WORK TO COMPLETE: Could you rewrite the election article from "People cast their" to "in several decades.", substituting "voting site" for "polling location"?

SUPPLIED TEXT:
================================

The Cook Political Report placed formerly solidly Republican Texas and Georgia in the “tossup” column this week.

People cast their ballots at a polling location on October 13, 2020, in Austin, Texas.

With less than a week until Election Day 2020, the path to reelection for President Donald Trump appears to be narrowing, while his Democratic opponent, former Vice President Joe Biden, is expanding into states that candidates from his party haven’t made serious attempts to win in several decades.

The last time a Democratic candidate for president won in Georgia was in 1992, and the last time one was victorious in Texas was in 1976. Yet Biden’s campaign, which initially planned to focus on 17 battleground states back in May, is now considering spending some of its resources to court voters in these two states.

“The resources that we have, have given us an opportunity to continue with an expansive map,” Biden campaign national state director Jen Ridder said to ABC News.

There’s a good reason to make such a brazen move. The states that Biden’s team had focused on winning in the spring — including the ever-important battleground states of Michigan, Pennsylvania, Wisconsin, North Carolina, Arizona and Florida — look likely, if narrowly, to be trending in his favor, come election day. Texas and Georgia, meanwhile, have also shown signs of shifting from their traditionally “red state” statuses to possibly going “blue” this year.

The Cook Political Report, noting several polls that demonstrate this change, placed Texas in the column of “tossup” states this week, a move that most election analysts might have thought improbable at the start of 2020. Cook also considers Georgia to be a tossup state in this year’s race.

================================

AVAILABLE DATA:

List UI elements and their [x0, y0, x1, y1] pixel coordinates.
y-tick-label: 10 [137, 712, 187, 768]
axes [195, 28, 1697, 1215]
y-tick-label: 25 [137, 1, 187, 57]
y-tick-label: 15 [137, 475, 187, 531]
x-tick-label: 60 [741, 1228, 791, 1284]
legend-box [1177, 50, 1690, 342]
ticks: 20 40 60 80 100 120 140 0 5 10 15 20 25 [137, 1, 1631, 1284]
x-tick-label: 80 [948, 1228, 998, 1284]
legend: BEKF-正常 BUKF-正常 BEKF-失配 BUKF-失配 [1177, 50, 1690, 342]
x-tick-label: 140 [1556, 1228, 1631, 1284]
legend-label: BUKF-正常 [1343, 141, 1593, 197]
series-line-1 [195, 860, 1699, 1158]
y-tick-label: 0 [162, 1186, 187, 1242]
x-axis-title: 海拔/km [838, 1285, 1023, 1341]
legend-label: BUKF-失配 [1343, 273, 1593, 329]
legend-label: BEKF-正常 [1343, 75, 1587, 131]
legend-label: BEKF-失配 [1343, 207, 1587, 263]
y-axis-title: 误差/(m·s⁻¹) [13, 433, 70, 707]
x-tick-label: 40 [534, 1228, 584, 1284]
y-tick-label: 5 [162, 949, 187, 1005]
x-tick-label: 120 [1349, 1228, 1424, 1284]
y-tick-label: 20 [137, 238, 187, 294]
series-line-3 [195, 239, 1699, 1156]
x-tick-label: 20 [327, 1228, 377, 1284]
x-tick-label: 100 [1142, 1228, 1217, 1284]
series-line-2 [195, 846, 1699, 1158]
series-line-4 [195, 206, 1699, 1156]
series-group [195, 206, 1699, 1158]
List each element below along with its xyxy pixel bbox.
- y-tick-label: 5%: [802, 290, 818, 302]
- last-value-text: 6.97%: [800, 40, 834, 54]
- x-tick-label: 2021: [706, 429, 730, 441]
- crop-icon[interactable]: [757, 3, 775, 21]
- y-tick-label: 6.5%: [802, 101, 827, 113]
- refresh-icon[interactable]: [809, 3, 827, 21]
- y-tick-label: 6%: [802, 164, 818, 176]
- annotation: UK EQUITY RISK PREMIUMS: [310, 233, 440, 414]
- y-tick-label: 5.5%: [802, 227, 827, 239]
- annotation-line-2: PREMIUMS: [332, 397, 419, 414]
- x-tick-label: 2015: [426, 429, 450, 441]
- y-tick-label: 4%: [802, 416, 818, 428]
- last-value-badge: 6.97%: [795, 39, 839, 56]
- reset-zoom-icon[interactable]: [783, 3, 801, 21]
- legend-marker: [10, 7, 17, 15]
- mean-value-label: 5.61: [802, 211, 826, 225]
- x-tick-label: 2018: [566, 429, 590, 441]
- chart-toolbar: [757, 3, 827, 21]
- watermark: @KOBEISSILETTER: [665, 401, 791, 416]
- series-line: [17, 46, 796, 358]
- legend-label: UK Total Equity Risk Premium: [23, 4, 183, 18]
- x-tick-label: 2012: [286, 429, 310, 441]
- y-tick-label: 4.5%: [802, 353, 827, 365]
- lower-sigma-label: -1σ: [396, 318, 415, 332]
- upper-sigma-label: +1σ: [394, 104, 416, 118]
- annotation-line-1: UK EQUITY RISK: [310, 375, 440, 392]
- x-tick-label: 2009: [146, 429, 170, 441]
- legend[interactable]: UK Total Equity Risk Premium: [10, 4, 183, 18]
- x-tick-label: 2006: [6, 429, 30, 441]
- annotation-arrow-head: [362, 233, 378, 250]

================================

RESULT BELOW:
People cast their ballots at a voting site on October 13, 2020, in Austin, Texas.

With less than a week until Election Day 2020, the path to reelection for President Donald Trump appears to be narrowing, while his Democratic opponent, former Vice President Joe Biden, is expanding into states that candidates from his party haven’t made serious attempts to win in several decades.